[DATA IN THIS EXERCISE]
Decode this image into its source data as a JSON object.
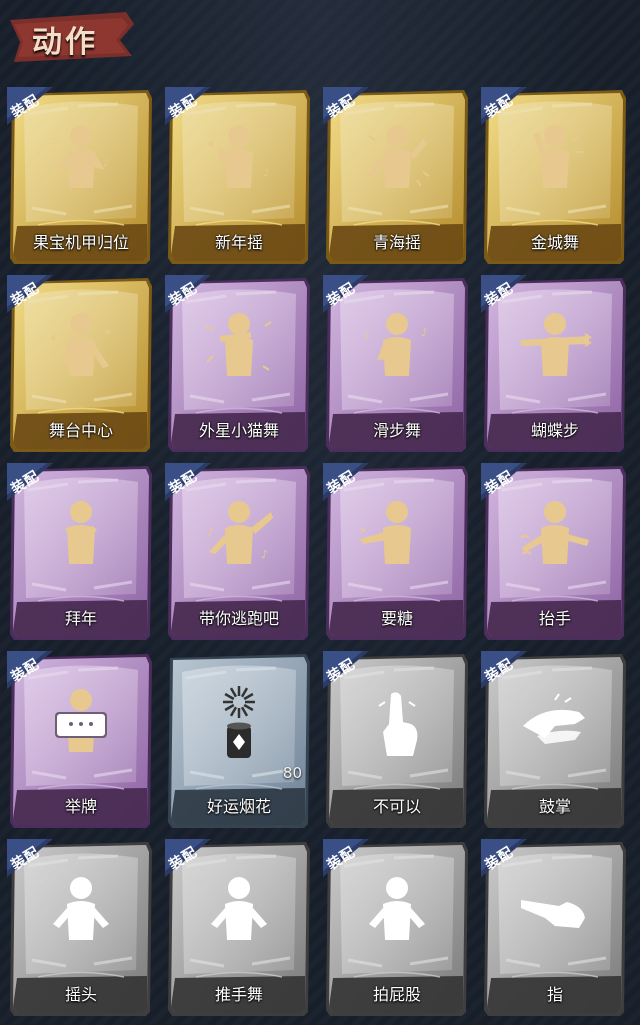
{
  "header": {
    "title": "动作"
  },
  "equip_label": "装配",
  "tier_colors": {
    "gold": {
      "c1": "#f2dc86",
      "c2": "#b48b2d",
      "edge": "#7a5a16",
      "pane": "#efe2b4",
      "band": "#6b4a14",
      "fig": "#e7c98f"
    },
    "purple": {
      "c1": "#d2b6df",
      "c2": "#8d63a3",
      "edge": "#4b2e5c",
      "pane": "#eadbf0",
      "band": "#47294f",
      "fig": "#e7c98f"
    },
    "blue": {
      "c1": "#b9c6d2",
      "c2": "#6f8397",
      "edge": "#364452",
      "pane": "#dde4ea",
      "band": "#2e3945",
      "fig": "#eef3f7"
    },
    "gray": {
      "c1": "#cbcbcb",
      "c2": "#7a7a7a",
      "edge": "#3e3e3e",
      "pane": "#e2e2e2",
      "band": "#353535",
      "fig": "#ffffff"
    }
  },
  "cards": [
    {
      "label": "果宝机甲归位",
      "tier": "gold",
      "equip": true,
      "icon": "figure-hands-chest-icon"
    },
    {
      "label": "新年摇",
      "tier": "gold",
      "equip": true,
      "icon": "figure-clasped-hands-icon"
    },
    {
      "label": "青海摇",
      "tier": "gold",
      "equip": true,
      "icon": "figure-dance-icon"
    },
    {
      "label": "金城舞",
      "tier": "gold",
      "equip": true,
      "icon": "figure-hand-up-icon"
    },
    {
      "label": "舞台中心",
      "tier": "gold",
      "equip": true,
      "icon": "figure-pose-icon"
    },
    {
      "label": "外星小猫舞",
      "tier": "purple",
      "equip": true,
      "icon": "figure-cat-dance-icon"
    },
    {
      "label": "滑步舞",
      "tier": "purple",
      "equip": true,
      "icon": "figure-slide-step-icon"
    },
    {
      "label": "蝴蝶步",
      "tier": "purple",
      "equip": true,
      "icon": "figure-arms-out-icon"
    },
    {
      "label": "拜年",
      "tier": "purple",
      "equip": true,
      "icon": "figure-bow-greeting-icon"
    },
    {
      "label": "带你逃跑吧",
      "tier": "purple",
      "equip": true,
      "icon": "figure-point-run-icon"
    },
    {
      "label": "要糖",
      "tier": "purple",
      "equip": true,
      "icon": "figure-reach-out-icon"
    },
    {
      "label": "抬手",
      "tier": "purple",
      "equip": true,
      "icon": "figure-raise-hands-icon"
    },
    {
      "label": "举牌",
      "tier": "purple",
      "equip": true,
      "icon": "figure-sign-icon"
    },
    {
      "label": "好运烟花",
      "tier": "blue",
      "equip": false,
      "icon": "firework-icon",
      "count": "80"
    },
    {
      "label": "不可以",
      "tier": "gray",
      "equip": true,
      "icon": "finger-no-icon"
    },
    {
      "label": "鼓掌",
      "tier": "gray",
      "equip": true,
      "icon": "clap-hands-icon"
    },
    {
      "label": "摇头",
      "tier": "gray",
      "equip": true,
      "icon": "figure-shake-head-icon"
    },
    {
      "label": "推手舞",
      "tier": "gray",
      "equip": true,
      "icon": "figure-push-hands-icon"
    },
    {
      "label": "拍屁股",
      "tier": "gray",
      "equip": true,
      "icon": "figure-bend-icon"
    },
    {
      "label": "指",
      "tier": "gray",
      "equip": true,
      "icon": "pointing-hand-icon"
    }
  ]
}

[WHAT YOU ARE ASKED TO DO]
Lines from the records above that hold "pane" are the ones to list.

[TASK ANSWER]
      "pane": "#efe2b4",
      "pane": "#eadbf0",
      "pane": "#dde4ea",
      "pane": "#e2e2e2",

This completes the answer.